(Required task): Find and copy each line of the records where the string "Planungsnr" shows up.

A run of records
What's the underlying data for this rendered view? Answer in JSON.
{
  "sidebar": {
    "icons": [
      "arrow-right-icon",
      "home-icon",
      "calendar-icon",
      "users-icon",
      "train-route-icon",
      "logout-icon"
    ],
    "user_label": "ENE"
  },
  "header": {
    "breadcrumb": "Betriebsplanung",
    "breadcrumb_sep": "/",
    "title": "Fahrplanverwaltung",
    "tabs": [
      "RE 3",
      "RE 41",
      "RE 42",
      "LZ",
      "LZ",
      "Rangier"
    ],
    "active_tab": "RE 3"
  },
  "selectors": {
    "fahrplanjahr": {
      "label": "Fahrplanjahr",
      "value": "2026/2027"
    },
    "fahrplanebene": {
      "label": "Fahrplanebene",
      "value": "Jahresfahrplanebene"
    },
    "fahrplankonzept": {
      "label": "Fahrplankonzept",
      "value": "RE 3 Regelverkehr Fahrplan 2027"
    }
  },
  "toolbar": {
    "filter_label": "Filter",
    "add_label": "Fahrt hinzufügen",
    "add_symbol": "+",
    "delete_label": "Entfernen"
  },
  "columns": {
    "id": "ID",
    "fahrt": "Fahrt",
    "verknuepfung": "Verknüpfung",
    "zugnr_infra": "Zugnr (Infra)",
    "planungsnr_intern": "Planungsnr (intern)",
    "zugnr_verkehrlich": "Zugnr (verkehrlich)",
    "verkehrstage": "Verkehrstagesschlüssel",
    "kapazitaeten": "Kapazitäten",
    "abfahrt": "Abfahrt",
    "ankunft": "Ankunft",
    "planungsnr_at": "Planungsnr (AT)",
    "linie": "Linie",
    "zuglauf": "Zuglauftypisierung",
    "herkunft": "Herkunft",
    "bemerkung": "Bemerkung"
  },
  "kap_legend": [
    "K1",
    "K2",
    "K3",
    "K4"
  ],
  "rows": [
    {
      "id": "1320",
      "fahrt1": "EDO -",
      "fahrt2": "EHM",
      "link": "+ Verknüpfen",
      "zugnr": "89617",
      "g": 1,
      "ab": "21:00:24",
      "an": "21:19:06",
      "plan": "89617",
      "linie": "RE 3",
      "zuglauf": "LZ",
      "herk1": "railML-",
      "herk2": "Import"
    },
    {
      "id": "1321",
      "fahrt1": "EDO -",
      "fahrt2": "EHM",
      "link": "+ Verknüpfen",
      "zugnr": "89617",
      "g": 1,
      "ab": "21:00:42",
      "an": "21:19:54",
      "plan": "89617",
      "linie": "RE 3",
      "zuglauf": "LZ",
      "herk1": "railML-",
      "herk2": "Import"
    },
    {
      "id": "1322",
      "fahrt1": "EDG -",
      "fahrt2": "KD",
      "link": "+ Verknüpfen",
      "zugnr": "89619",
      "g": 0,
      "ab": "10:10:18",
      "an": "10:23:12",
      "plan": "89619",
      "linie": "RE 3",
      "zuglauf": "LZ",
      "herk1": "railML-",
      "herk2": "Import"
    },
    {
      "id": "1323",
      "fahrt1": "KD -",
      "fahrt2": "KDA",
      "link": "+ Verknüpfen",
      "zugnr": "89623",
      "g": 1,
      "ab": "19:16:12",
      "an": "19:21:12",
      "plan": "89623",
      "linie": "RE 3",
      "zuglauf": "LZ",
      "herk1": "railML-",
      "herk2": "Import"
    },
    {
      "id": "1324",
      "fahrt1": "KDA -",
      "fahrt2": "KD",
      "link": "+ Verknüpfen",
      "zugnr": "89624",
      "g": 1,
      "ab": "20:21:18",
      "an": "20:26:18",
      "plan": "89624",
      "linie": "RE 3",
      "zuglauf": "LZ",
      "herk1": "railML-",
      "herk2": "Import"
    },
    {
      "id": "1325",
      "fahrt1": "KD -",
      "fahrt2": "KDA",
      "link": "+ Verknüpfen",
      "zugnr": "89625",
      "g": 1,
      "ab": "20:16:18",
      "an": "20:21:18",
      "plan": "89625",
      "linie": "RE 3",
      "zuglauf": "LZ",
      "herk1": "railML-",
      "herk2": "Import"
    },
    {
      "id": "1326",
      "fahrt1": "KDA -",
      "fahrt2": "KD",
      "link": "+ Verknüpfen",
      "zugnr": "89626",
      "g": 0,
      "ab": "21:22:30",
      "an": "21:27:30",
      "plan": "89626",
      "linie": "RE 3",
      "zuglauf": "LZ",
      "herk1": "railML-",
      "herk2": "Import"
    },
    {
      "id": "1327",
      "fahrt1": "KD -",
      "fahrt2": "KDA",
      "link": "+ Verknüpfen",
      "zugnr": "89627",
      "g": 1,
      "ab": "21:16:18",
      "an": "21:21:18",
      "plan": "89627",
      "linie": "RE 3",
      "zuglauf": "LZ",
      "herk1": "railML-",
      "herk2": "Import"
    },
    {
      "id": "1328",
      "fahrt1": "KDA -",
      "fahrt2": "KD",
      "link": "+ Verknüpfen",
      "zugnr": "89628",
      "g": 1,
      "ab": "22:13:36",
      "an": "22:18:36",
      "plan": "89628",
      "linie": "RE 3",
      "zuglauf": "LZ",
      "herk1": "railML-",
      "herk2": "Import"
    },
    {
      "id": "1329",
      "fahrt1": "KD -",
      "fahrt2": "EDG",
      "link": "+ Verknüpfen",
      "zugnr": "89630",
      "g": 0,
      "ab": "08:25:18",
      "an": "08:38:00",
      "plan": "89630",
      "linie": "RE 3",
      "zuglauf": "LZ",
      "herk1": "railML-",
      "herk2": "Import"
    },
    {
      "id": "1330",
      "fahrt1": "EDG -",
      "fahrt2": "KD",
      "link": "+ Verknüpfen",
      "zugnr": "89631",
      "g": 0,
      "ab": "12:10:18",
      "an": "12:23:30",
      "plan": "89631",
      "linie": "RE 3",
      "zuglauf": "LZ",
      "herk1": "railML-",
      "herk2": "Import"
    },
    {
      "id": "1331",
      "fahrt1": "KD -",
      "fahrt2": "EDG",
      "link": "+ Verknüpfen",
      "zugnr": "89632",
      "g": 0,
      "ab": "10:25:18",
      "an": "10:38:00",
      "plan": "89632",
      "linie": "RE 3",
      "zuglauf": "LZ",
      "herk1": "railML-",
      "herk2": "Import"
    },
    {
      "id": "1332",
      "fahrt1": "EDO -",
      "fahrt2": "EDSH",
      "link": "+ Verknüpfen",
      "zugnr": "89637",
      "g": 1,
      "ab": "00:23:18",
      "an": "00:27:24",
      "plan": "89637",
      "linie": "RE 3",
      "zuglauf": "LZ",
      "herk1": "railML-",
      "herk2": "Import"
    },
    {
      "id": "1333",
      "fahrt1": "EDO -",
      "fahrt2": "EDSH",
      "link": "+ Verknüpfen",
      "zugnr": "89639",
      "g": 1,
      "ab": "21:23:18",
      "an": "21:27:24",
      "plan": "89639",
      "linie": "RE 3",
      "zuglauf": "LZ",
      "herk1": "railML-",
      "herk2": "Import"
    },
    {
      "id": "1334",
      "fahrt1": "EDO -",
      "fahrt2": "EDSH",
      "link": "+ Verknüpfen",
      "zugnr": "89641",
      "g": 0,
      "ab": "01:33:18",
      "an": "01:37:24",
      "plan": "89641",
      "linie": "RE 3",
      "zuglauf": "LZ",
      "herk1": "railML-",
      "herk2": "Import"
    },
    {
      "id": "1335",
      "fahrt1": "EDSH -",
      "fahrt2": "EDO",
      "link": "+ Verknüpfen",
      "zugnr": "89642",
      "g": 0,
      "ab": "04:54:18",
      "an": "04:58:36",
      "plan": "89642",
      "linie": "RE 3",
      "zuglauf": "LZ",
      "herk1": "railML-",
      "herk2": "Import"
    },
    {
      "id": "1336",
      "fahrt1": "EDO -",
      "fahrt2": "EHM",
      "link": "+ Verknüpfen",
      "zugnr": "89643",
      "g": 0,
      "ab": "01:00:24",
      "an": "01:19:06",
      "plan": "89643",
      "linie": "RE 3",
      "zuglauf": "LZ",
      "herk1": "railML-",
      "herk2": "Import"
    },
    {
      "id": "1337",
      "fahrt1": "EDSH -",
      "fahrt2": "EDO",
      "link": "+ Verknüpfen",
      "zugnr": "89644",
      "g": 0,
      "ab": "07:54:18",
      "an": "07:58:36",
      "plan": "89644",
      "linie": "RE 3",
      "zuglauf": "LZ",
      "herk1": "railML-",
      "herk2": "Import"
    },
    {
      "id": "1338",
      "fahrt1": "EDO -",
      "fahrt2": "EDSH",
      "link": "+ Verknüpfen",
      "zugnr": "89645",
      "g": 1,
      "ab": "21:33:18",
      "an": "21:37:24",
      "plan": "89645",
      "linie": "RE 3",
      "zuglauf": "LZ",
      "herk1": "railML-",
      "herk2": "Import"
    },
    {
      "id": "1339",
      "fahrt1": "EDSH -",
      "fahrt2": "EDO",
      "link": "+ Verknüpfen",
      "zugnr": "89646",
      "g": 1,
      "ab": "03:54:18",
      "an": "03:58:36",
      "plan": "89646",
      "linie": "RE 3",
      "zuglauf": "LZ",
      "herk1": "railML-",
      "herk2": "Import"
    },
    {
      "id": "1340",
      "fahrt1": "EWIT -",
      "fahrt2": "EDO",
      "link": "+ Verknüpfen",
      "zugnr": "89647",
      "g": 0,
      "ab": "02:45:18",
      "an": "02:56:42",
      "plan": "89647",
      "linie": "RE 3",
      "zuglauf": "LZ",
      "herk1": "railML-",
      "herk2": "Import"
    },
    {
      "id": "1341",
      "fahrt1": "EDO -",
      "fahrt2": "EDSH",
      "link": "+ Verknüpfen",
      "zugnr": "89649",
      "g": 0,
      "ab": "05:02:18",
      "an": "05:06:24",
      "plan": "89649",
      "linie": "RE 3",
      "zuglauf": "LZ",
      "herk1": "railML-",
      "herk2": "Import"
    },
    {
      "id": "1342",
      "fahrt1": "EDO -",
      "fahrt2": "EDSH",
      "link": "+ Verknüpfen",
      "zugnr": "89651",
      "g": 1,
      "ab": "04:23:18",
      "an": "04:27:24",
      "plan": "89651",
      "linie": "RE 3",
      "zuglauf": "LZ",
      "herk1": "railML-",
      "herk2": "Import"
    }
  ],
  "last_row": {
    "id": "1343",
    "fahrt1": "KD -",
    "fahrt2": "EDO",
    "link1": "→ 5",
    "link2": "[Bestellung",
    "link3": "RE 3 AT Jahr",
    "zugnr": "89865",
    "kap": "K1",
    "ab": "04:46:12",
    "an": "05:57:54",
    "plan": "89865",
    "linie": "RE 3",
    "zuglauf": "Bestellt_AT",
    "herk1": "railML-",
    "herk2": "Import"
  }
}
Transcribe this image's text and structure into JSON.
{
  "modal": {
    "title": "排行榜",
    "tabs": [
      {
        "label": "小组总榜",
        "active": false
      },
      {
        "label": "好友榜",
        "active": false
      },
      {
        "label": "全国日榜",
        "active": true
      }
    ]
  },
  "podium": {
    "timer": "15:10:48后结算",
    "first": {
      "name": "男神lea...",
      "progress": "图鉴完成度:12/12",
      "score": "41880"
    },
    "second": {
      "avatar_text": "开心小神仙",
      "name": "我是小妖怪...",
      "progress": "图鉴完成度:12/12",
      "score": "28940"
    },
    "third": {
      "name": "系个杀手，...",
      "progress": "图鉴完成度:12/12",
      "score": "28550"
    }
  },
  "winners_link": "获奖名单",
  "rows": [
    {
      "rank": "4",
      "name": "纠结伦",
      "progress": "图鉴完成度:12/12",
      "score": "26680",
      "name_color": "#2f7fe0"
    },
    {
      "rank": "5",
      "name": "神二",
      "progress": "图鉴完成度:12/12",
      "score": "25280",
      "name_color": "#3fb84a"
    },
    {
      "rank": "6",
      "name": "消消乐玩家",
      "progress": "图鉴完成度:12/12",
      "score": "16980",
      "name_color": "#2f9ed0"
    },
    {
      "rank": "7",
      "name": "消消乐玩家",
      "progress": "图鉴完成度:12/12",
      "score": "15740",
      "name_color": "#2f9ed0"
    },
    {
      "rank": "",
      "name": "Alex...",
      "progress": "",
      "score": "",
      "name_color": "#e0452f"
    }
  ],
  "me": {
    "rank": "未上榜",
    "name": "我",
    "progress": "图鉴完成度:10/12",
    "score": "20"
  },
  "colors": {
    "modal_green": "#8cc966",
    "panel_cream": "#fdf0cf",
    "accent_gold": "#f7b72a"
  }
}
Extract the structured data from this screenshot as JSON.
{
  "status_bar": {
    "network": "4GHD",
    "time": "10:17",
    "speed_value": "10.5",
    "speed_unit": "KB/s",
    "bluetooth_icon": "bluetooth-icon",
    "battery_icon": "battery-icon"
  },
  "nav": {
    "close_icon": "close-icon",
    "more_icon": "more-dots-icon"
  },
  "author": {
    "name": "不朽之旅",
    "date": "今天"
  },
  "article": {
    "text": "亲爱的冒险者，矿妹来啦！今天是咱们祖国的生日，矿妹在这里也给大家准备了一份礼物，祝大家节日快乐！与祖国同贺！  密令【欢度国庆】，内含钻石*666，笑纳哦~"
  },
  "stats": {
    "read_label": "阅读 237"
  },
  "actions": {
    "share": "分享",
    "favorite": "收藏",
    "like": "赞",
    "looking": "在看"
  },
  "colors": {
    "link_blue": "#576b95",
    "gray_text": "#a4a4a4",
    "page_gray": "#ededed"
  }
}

(Written solution):
    "planungsnr_intern": "Planungsnr (intern)",
    "planungsnr_at": "Planungsnr (AT)",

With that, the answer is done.